SHORT PROBLEM: Write out each line exactly as given. Leave the pictures out of your copy.

---------- DATA SHOWN ----------

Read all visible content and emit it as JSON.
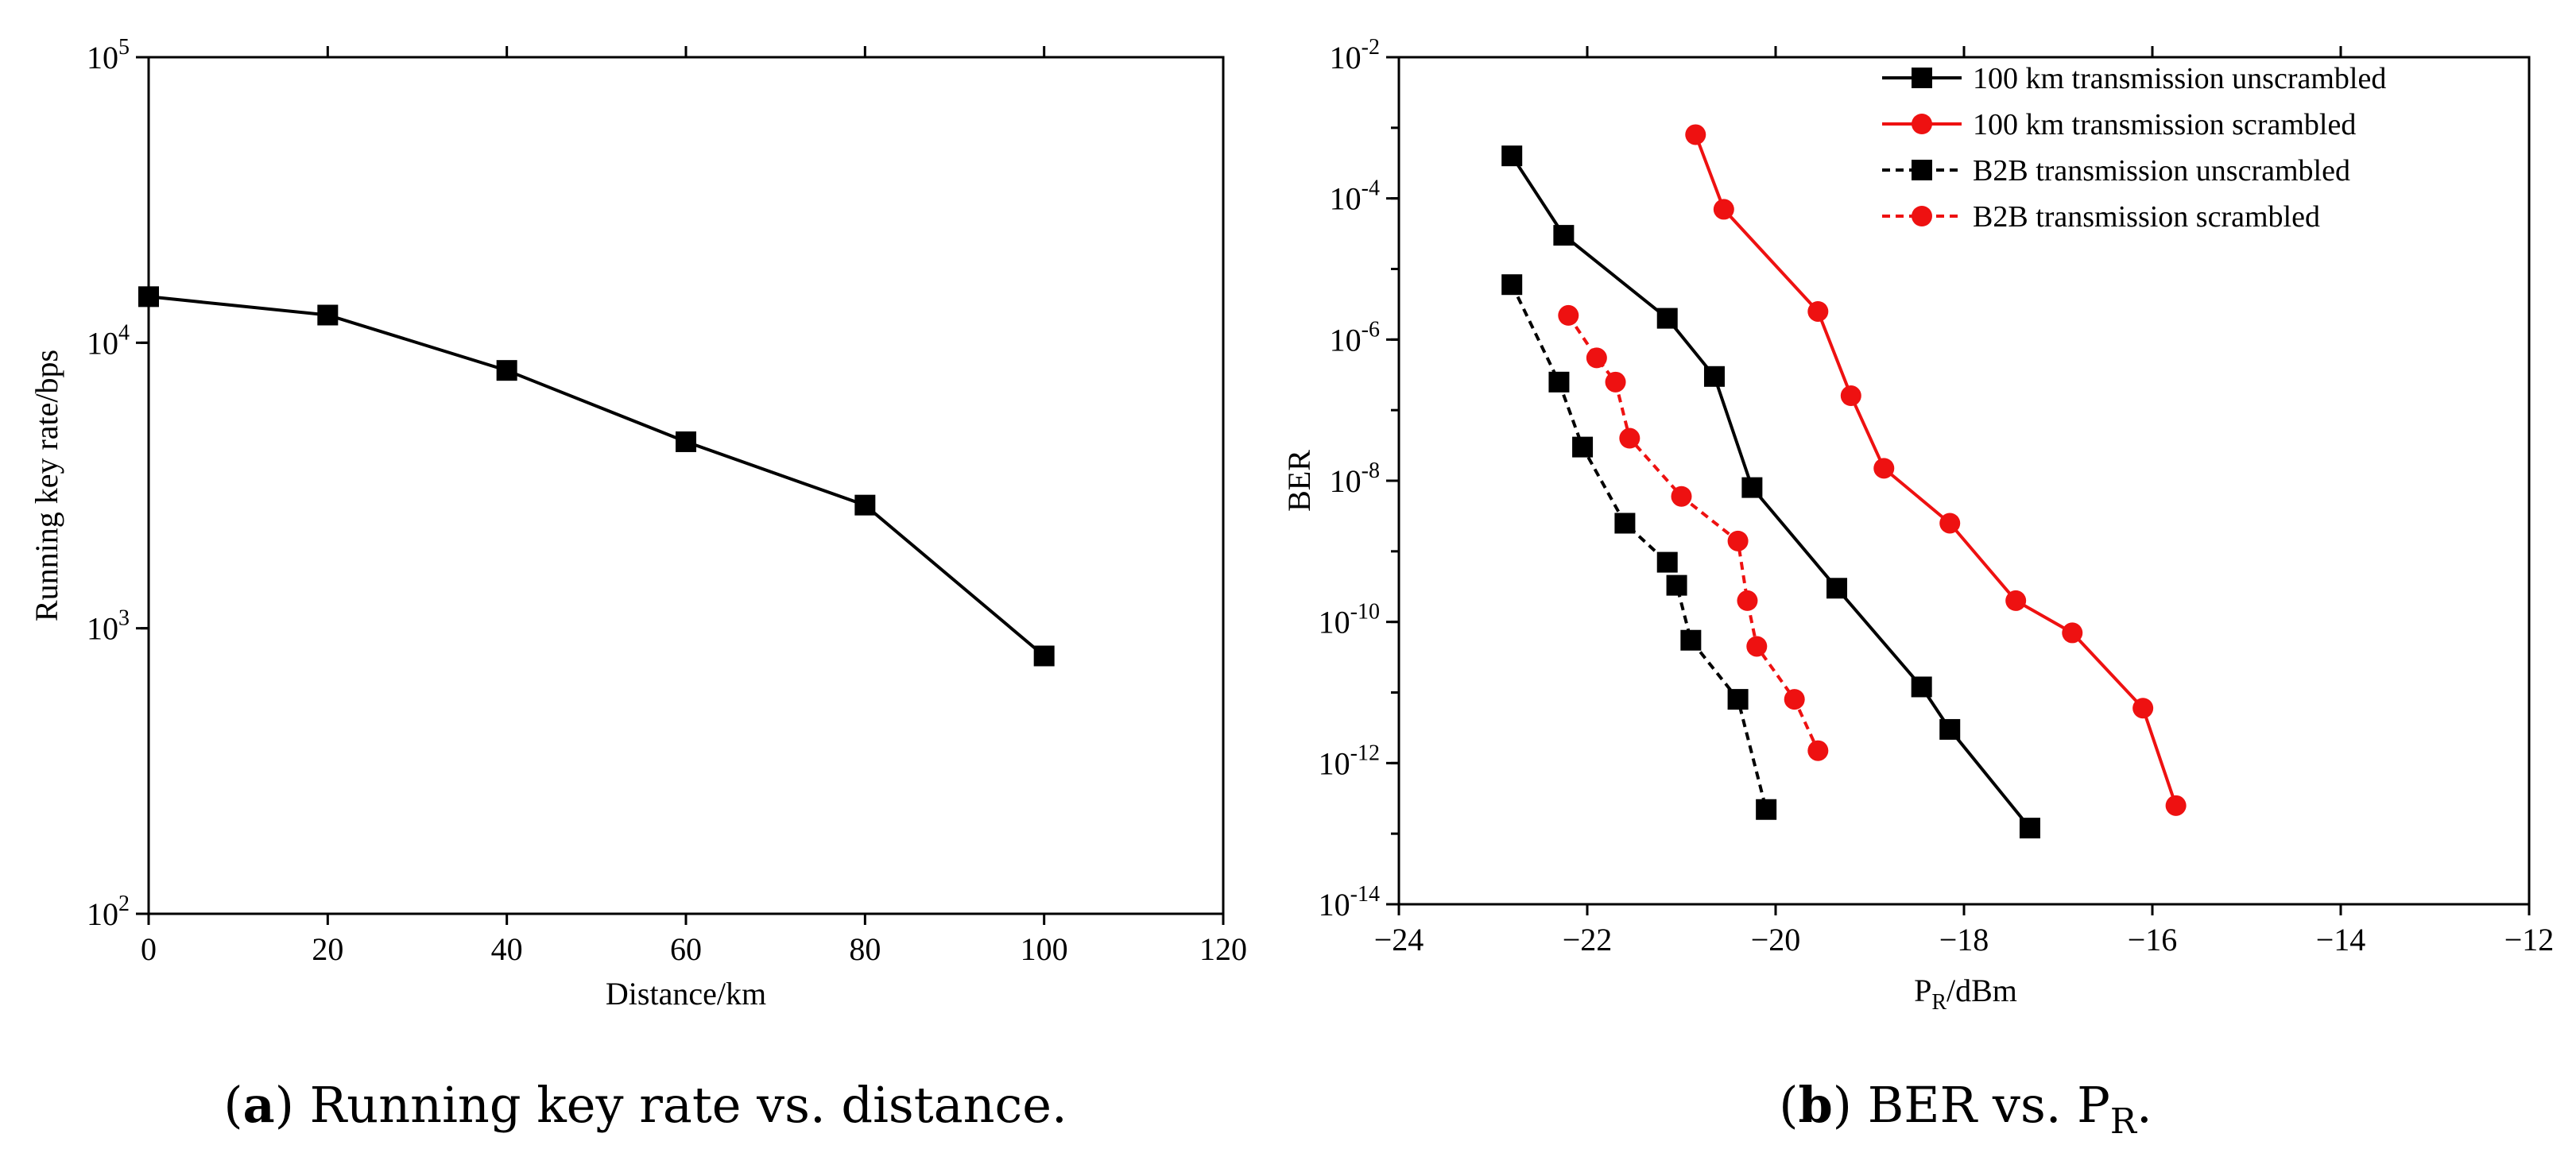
{
  "chart_data": [
    {
      "type": "line",
      "panel_label": "a",
      "caption": "Running key rate vs. distance.",
      "xlabel": "Distance/km",
      "ylabel": "Running key rate/bps",
      "yscale": "log",
      "xlim": [
        0,
        120
      ],
      "ylim_exp": [
        2,
        5
      ],
      "x_ticks": [
        0,
        20,
        40,
        60,
        80,
        100,
        120
      ],
      "y_tick_base": "10",
      "y_tick_exps": [
        "2",
        "3",
        "4",
        "5"
      ],
      "series": [
        {
          "name": "Running key rate",
          "color": "#000000",
          "marker": "square",
          "dash": "solid",
          "x": [
            0,
            20,
            40,
            60,
            80,
            100
          ],
          "y": [
            14500,
            12500,
            8000,
            4500,
            2700,
            800
          ]
        }
      ]
    },
    {
      "type": "line",
      "panel_label": "b",
      "caption_prefix": "BER vs. P",
      "caption_sub": "R",
      "caption_suffix": ".",
      "xlabel_main": "P",
      "xlabel_sub": "R",
      "xlabel_suffix": "/dBm",
      "ylabel": "BER",
      "yscale": "log",
      "xlim": [
        -24,
        -12
      ],
      "ylim_exp": [
        -14,
        -2
      ],
      "x_ticks": [
        "−24",
        "−22",
        "−20",
        "−18",
        "−16",
        "−14",
        "−12"
      ],
      "y_tick_base": "10",
      "y_tick_exps": [
        "-14",
        "-12",
        "-10",
        "-8",
        "-6",
        "-4",
        "-2"
      ],
      "series": [
        {
          "name": "100 km transmission unscrambled",
          "color": "#000000",
          "marker": "square",
          "dash": "solid",
          "x": [
            -22.8,
            -22.25,
            -21.15,
            -20.65,
            -20.25,
            -19.35,
            -18.45,
            -18.15,
            -17.3
          ],
          "y": [
            0.0004,
            3e-05,
            2e-06,
            3e-07,
            8e-09,
            3e-10,
            1.2e-11,
            3e-12,
            1.2e-13
          ]
        },
        {
          "name": "100 km transmission scrambled",
          "color": "#ee1111",
          "marker": "circle",
          "dash": "solid",
          "x": [
            -20.85,
            -20.55,
            -19.55,
            -19.2,
            -18.85,
            -18.15,
            -17.45,
            -16.85,
            -16.1,
            -15.75
          ],
          "y": [
            0.0008,
            7e-05,
            2.5e-06,
            1.6e-07,
            1.5e-08,
            2.5e-09,
            2e-10,
            7e-11,
            6e-12,
            2.5e-13
          ]
        },
        {
          "name": "B2B transmission unscrambled",
          "color": "#000000",
          "marker": "square",
          "dash": "dashed",
          "x": [
            -22.8,
            -22.3,
            -22.05,
            -21.6,
            -21.15,
            -21.05,
            -20.9,
            -20.4,
            -20.1
          ],
          "y": [
            6e-06,
            2.5e-07,
            3e-08,
            2.5e-09,
            7e-10,
            3.3e-10,
            5.5e-11,
            8e-12,
            2.2e-13
          ]
        },
        {
          "name": "B2B transmission scrambled",
          "color": "#ee1111",
          "marker": "circle",
          "dash": "dashed",
          "x": [
            -22.2,
            -21.9,
            -21.7,
            -21.55,
            -21.0,
            -20.4,
            -20.3,
            -20.2,
            -19.8,
            -19.55
          ],
          "y": [
            2.2e-06,
            5.5e-07,
            2.5e-07,
            4e-08,
            6e-09,
            1.4e-09,
            2e-10,
            4.5e-11,
            8e-12,
            1.5e-12
          ]
        }
      ]
    }
  ]
}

----------

COMPLETE RESPONSE:
Read all visible content and emit it as JSON.
{
  "chart_data": [
    {
      "type": "line",
      "panel_label": "a",
      "caption": "Running key rate vs. distance.",
      "xlabel": "Distance/km",
      "ylabel": "Running key rate/bps",
      "yscale": "log",
      "xlim": [
        0,
        120
      ],
      "ylim_exp": [
        2,
        5
      ],
      "x_ticks": [
        0,
        20,
        40,
        60,
        80,
        100,
        120
      ],
      "y_tick_base": "10",
      "y_tick_exps": [
        "2",
        "3",
        "4",
        "5"
      ],
      "series": [
        {
          "name": "Running key rate",
          "color": "#000000",
          "marker": "square",
          "dash": "solid",
          "x": [
            0,
            20,
            40,
            60,
            80,
            100
          ],
          "y": [
            14500,
            12500,
            8000,
            4500,
            2700,
            800
          ]
        }
      ]
    },
    {
      "type": "line",
      "panel_label": "b",
      "caption_prefix": "BER vs. P",
      "caption_sub": "R",
      "caption_suffix": ".",
      "xlabel_main": "P",
      "xlabel_sub": "R",
      "xlabel_suffix": "/dBm",
      "ylabel": "BER",
      "yscale": "log",
      "xlim": [
        -24,
        -12
      ],
      "ylim_exp": [
        -14,
        -2
      ],
      "x_ticks": [
        "−24",
        "−22",
        "−20",
        "−18",
        "−16",
        "−14",
        "−12"
      ],
      "y_tick_base": "10",
      "y_tick_exps": [
        "-14",
        "-12",
        "-10",
        "-8",
        "-6",
        "-4",
        "-2"
      ],
      "series": [
        {
          "name": "100 km transmission unscrambled",
          "color": "#000000",
          "marker": "square",
          "dash": "solid",
          "x": [
            -22.8,
            -22.25,
            -21.15,
            -20.65,
            -20.25,
            -19.35,
            -18.45,
            -18.15,
            -17.3
          ],
          "y": [
            0.0004,
            3e-05,
            2e-06,
            3e-07,
            8e-09,
            3e-10,
            1.2e-11,
            3e-12,
            1.2e-13
          ]
        },
        {
          "name": "100 km transmission scrambled",
          "color": "#ee1111",
          "marker": "circle",
          "dash": "solid",
          "x": [
            -20.85,
            -20.55,
            -19.55,
            -19.2,
            -18.85,
            -18.15,
            -17.45,
            -16.85,
            -16.1,
            -15.75
          ],
          "y": [
            0.0008,
            7e-05,
            2.5e-06,
            1.6e-07,
            1.5e-08,
            2.5e-09,
            2e-10,
            7e-11,
            6e-12,
            2.5e-13
          ]
        },
        {
          "name": "B2B transmission unscrambled",
          "color": "#000000",
          "marker": "square",
          "dash": "dashed",
          "x": [
            -22.8,
            -22.3,
            -22.05,
            -21.6,
            -21.15,
            -21.05,
            -20.9,
            -20.4,
            -20.1
          ],
          "y": [
            6e-06,
            2.5e-07,
            3e-08,
            2.5e-09,
            7e-10,
            3.3e-10,
            5.5e-11,
            8e-12,
            2.2e-13
          ]
        },
        {
          "name": "B2B transmission scrambled",
          "color": "#ee1111",
          "marker": "circle",
          "dash": "dashed",
          "x": [
            -22.2,
            -21.9,
            -21.7,
            -21.55,
            -21.0,
            -20.4,
            -20.3,
            -20.2,
            -19.8,
            -19.55
          ],
          "y": [
            2.2e-06,
            5.5e-07,
            2.5e-07,
            4e-08,
            6e-09,
            1.4e-09,
            2e-10,
            4.5e-11,
            8e-12,
            1.5e-12
          ]
        }
      ]
    }
  ]
}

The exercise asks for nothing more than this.